━━ STORED ROWS

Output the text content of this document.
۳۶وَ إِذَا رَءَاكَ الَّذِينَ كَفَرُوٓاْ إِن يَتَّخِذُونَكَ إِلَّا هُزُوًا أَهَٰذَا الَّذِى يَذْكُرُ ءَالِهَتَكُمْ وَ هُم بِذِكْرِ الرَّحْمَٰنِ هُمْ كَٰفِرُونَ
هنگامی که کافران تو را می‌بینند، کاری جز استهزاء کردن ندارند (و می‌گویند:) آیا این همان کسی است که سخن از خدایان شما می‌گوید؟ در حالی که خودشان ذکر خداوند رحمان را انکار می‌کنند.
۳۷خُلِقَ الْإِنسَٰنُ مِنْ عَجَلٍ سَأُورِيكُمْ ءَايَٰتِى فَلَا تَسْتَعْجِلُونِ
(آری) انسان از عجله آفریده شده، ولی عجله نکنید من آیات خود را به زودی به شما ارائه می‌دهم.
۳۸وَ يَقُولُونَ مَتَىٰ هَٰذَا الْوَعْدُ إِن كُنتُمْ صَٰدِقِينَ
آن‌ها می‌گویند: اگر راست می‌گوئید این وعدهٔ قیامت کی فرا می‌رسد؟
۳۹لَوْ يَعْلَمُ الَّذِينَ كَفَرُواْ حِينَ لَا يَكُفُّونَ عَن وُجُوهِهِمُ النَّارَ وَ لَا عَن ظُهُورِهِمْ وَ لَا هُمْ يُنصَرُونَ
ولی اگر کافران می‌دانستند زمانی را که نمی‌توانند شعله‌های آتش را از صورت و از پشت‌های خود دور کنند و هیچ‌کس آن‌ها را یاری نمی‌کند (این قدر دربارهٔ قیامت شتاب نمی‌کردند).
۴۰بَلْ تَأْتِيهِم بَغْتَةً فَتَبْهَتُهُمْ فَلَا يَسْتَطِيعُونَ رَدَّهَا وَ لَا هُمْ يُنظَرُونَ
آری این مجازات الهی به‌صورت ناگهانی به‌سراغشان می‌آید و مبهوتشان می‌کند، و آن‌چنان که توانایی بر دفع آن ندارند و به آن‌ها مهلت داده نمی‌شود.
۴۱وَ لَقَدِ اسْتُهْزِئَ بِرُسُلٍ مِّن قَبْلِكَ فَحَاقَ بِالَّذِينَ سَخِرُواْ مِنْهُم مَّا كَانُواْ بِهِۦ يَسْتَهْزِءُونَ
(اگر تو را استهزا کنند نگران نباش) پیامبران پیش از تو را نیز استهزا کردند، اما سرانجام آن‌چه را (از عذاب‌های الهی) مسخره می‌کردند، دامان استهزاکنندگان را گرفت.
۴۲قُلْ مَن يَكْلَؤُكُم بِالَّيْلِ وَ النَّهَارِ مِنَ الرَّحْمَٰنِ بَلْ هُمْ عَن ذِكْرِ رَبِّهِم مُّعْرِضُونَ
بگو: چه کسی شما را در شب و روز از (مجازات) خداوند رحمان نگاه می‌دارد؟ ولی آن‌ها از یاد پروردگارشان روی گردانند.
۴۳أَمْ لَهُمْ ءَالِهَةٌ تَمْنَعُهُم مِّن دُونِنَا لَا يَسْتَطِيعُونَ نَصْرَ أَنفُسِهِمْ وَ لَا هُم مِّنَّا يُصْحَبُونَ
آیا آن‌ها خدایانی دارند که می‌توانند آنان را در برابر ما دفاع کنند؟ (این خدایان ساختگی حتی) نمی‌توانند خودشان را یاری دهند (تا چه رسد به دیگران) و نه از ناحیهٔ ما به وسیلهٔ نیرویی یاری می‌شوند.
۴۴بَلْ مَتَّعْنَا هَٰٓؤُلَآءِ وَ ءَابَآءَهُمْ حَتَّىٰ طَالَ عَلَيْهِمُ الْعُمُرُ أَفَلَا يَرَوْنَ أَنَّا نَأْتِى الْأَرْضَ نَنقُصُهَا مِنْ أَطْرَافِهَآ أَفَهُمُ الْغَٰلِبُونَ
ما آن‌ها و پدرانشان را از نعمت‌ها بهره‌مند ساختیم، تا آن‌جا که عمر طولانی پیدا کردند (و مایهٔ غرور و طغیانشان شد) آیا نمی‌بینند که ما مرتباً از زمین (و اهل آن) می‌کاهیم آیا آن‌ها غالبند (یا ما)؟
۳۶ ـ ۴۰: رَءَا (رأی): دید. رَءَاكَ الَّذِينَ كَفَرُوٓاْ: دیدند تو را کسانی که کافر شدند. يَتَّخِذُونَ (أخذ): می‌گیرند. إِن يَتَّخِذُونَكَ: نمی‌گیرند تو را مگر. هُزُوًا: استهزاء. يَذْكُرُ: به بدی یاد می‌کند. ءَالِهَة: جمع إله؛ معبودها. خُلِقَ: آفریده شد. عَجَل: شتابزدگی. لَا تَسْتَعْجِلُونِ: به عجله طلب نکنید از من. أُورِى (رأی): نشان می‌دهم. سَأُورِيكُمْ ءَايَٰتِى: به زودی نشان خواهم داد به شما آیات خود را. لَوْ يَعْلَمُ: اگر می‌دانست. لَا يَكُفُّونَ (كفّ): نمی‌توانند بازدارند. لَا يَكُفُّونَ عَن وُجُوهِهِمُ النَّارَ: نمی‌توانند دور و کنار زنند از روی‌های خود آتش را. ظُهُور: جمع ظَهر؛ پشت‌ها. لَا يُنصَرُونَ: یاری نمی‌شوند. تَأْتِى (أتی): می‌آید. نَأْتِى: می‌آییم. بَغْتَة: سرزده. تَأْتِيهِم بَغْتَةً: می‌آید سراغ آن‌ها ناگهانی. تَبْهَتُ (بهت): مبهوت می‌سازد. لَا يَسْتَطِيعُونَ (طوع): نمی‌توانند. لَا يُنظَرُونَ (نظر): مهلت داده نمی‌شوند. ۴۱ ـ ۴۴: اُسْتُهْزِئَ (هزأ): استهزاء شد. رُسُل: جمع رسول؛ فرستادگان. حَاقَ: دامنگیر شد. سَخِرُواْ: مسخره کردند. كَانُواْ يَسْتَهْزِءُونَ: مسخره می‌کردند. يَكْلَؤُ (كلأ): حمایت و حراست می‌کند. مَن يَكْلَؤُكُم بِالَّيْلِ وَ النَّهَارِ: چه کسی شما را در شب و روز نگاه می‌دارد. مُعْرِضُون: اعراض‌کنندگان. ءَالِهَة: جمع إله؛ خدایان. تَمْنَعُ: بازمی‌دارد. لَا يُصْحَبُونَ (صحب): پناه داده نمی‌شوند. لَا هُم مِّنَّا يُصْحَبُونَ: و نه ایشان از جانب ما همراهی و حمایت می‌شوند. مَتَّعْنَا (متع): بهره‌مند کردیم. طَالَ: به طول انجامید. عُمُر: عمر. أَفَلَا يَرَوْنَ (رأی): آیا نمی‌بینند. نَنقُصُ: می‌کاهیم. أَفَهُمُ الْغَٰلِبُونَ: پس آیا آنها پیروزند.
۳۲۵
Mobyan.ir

━━━━

TO BE DONE = Count every line bearing the word "مجازات"; report the total only.

RESULT OF THIS EXERCISE = 2